◆ Exercise description:
Copy each line in which the string "this" occurs.

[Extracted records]
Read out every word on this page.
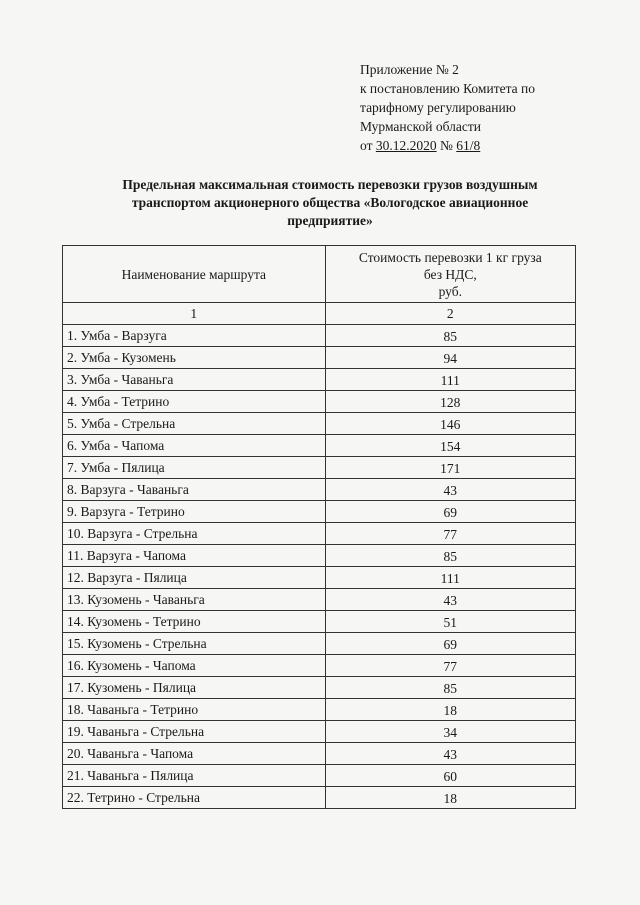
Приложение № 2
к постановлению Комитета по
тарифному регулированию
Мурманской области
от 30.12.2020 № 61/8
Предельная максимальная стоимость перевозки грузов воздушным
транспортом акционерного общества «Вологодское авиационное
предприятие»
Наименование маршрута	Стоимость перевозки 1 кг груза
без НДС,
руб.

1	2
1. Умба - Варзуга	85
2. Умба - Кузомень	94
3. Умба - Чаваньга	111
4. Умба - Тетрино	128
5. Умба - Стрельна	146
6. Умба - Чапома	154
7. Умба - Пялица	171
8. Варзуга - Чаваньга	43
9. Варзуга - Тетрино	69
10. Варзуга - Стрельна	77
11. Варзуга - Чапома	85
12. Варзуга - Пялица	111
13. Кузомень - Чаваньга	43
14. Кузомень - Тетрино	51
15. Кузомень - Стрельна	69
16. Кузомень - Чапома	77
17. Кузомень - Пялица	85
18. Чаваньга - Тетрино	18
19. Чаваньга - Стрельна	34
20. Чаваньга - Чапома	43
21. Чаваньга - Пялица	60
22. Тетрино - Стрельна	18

==

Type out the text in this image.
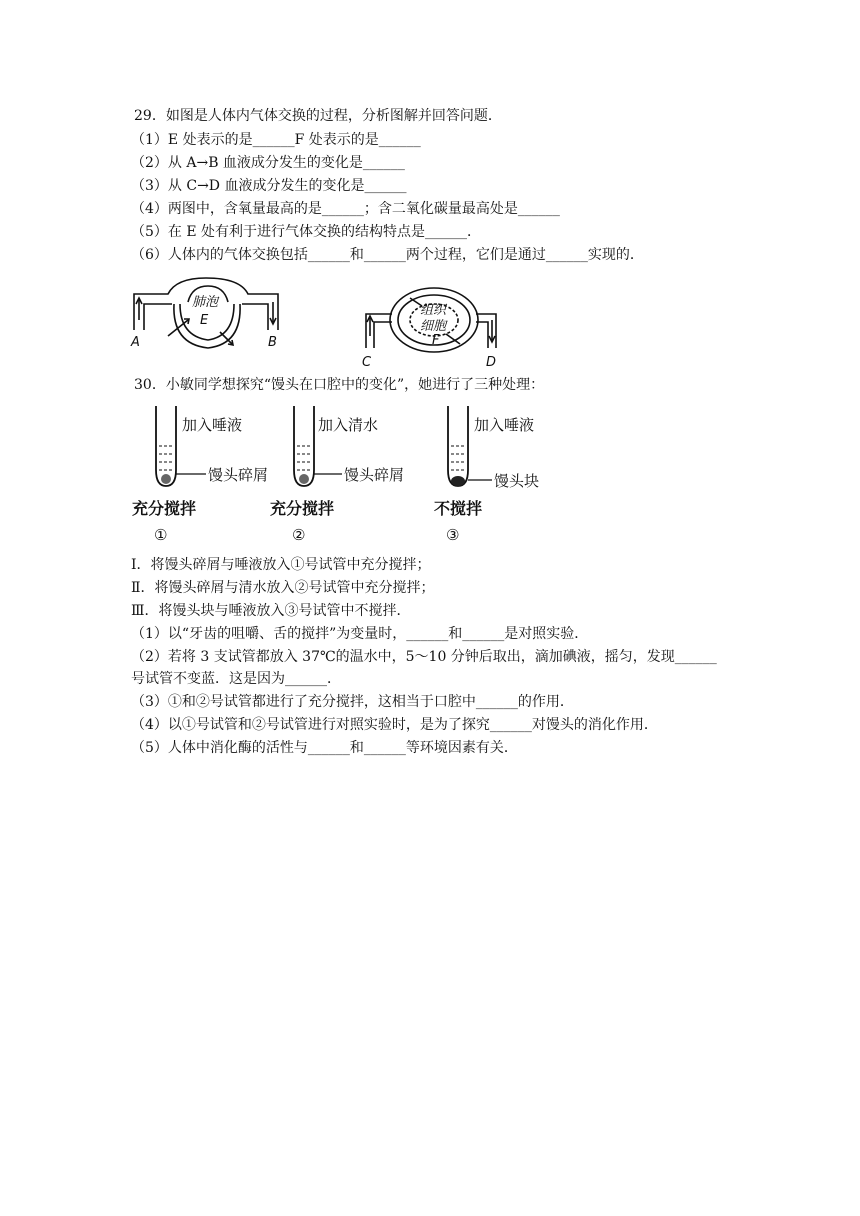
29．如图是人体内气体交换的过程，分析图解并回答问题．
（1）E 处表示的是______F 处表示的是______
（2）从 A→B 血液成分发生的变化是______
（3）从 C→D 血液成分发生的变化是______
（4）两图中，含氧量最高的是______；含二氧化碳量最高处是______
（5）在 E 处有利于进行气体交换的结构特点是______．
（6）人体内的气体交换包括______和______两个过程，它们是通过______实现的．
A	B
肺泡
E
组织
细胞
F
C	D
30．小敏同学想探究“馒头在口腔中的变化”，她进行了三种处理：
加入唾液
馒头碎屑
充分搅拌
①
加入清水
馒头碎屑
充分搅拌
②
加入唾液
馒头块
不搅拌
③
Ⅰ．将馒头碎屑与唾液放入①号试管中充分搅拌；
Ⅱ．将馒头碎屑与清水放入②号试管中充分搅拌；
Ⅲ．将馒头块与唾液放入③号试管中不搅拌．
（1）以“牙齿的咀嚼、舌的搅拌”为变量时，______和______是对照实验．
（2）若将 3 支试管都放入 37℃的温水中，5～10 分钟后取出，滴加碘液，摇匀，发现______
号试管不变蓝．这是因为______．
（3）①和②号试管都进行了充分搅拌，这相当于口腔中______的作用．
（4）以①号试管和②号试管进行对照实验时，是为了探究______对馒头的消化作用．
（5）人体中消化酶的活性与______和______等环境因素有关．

==

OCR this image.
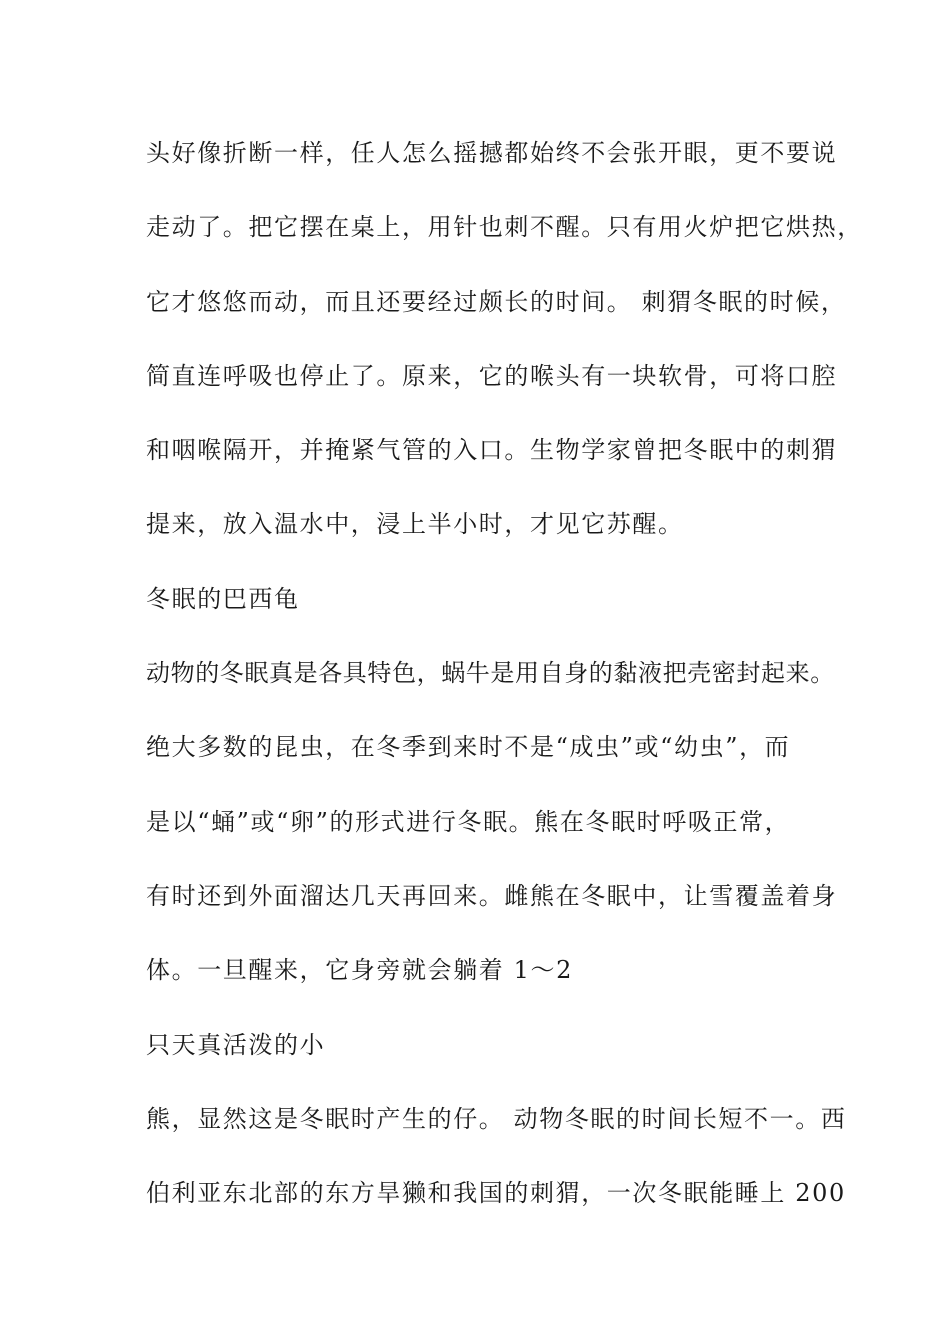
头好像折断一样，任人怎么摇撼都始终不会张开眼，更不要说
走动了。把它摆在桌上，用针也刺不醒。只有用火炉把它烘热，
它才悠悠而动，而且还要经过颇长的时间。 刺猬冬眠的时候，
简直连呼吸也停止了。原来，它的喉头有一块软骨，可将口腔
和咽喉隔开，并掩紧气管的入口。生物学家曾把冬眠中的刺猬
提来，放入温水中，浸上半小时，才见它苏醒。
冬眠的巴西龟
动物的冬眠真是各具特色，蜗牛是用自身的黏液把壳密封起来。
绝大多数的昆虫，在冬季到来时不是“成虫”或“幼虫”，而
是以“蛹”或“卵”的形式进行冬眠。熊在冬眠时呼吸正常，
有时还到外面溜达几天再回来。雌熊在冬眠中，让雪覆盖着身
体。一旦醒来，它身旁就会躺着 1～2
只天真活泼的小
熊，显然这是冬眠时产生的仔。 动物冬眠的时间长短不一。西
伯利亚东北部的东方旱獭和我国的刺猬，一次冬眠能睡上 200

◆ Task result:
Read out every word on this page.
Type out the text in this image.
OCR this image.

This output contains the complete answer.